* DIRECTION: Read the listing and extract each line that includes the word "lancers".

:: TASK DATA

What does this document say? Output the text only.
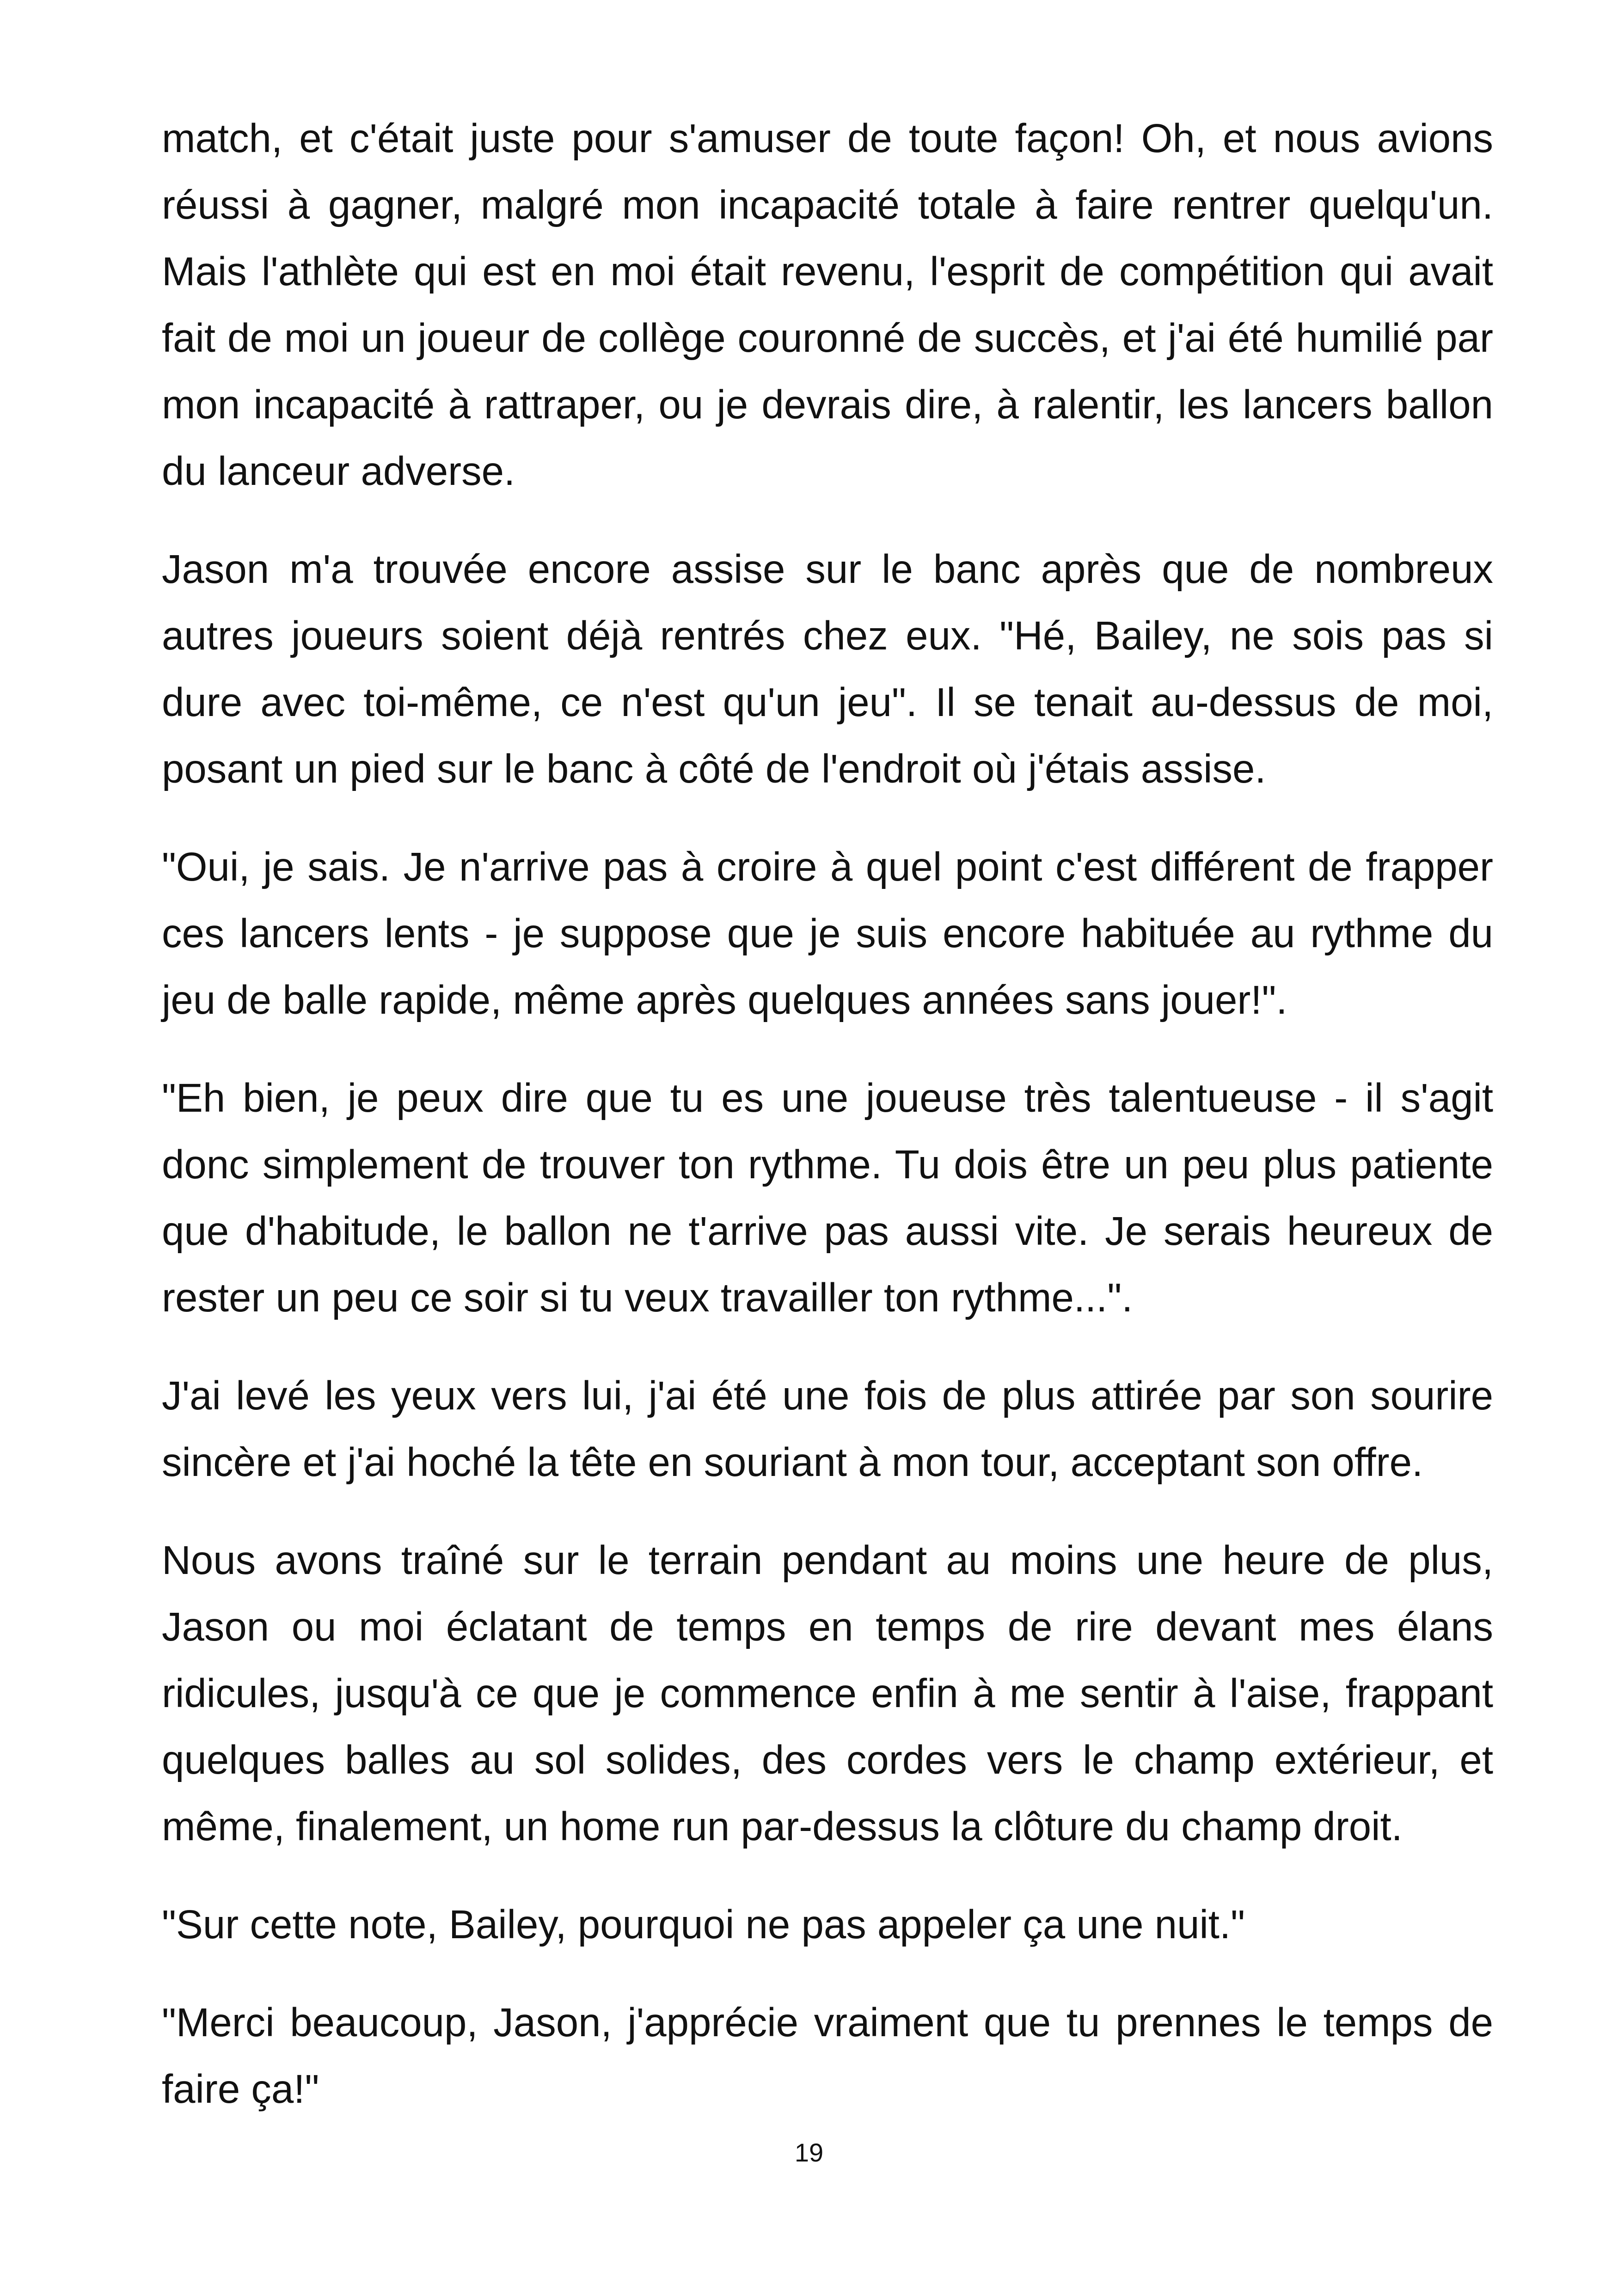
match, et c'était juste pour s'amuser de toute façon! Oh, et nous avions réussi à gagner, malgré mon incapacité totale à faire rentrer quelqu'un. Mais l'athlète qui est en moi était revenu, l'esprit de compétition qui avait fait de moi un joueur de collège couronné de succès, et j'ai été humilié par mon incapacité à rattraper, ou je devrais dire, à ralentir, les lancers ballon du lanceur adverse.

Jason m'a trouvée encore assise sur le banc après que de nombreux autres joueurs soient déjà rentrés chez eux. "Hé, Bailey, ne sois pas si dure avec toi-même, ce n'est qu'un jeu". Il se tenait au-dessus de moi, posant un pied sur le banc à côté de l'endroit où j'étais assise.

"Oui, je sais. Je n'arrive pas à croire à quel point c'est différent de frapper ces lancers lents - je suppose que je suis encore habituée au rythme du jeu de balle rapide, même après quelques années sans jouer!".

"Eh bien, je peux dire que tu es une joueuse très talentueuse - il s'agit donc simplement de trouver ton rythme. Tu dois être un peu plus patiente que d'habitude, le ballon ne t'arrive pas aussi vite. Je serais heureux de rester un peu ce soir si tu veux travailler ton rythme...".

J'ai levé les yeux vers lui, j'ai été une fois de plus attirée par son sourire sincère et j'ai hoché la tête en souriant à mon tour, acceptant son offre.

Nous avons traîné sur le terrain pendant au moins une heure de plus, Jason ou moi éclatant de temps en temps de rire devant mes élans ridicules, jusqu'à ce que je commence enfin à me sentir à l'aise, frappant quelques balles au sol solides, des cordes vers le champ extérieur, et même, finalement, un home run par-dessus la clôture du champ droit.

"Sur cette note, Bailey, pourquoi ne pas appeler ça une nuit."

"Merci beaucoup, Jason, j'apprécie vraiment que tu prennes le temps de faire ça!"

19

::::
:: TASK DATA

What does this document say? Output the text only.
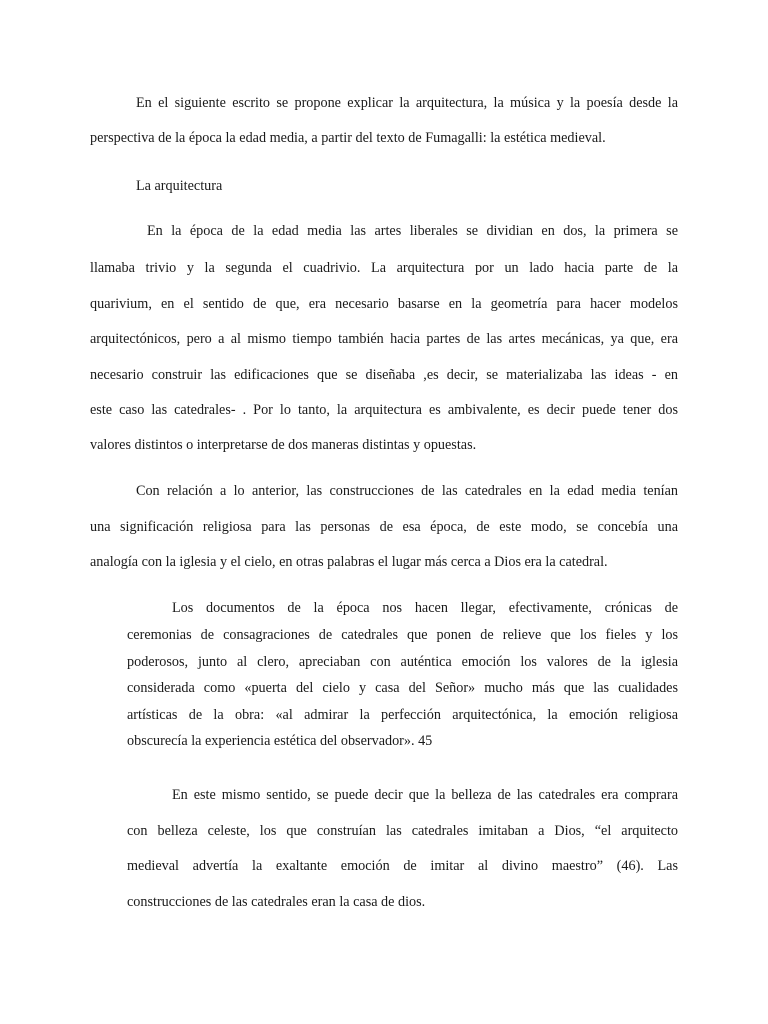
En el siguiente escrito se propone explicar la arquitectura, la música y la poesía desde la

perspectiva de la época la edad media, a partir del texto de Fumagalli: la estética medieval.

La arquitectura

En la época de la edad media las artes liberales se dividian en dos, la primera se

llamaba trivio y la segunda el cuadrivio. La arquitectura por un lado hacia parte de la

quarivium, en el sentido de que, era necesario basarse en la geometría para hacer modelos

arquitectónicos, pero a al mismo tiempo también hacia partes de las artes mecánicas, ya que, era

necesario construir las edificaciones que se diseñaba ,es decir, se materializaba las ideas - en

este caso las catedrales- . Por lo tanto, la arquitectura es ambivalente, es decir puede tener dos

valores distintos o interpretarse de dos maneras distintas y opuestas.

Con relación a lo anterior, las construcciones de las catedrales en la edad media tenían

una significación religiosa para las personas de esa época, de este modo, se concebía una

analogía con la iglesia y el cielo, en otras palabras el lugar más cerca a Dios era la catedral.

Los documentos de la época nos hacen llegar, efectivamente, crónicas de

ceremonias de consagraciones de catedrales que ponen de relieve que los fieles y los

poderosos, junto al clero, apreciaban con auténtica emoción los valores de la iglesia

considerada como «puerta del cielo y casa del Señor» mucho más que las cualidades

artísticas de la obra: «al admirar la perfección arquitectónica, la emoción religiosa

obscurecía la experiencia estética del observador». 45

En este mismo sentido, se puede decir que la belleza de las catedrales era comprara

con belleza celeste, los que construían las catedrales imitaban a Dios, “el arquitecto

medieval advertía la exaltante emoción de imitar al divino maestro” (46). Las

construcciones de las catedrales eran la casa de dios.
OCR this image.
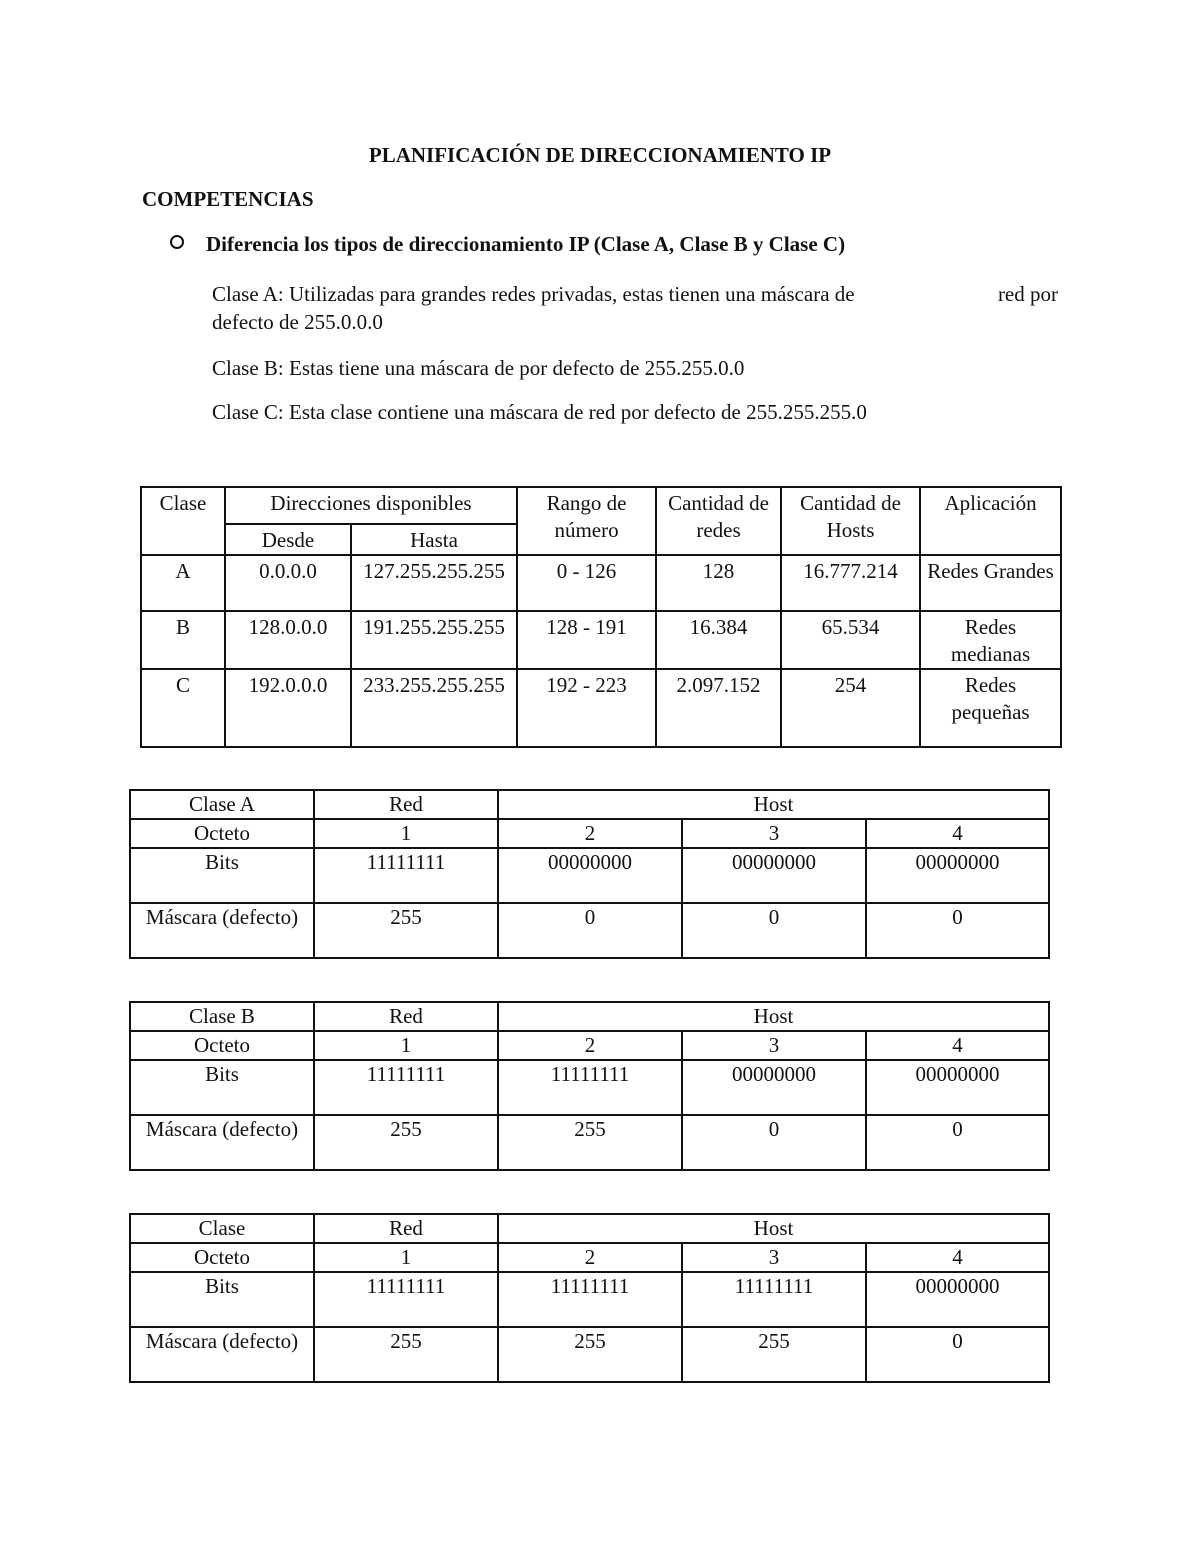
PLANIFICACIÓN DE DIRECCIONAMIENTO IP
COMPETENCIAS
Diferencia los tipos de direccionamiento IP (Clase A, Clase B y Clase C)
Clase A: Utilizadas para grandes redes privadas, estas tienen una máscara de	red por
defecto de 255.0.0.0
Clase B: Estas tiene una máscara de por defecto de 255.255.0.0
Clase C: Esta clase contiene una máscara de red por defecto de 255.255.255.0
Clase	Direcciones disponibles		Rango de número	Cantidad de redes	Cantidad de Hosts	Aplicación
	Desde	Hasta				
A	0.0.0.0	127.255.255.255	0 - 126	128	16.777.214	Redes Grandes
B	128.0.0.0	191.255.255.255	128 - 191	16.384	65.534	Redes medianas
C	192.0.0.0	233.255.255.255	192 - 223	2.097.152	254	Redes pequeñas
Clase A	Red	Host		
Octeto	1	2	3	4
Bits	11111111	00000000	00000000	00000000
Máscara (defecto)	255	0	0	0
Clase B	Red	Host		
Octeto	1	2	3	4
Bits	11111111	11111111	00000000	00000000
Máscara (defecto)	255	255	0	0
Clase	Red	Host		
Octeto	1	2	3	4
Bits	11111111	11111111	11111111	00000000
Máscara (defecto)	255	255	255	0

::::
:: TASK DATA

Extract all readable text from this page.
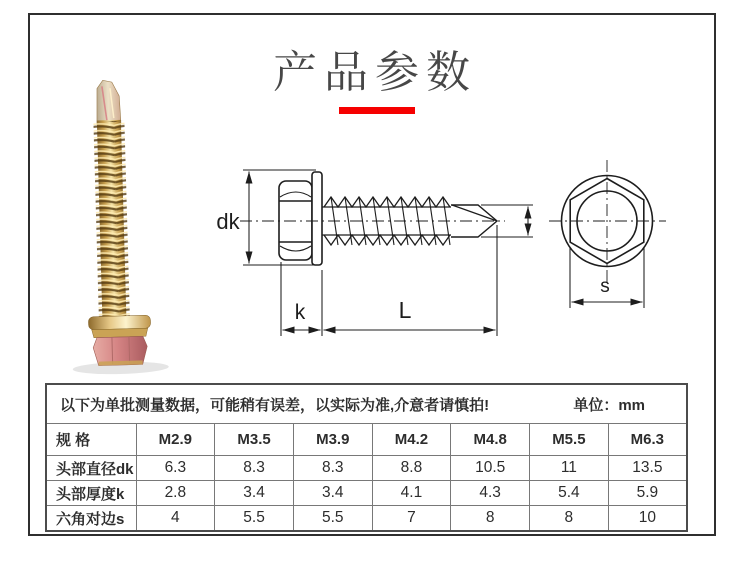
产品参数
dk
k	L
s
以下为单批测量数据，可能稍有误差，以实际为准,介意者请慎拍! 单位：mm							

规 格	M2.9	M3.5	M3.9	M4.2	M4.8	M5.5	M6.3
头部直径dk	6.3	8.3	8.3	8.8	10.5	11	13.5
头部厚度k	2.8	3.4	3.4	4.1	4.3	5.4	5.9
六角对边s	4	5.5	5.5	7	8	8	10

::::

* RESPONSE BELOW:
match, et c'était juste pour s'amuser de toute façon! Oh, et nous avions réussi à gagner, malgré mon incapacité totale à faire rentrer quelqu'un. Mais l'athlète qui est en moi était revenu, l'esprit de compétition qui avait fait de moi un joueur de collège couronné de succès, et j'ai été humilié par mon incapacité à rattraper, ou je devrais dire, à ralentir, les lancers ballon du lanceur adverse.
"Oui, je sais. Je n'arrive pas à croire à quel point c'est différent de frapper ces lancers lents - je suppose que je suis encore habituée au rythme du jeu de balle rapide, même après quelques années sans jouer!".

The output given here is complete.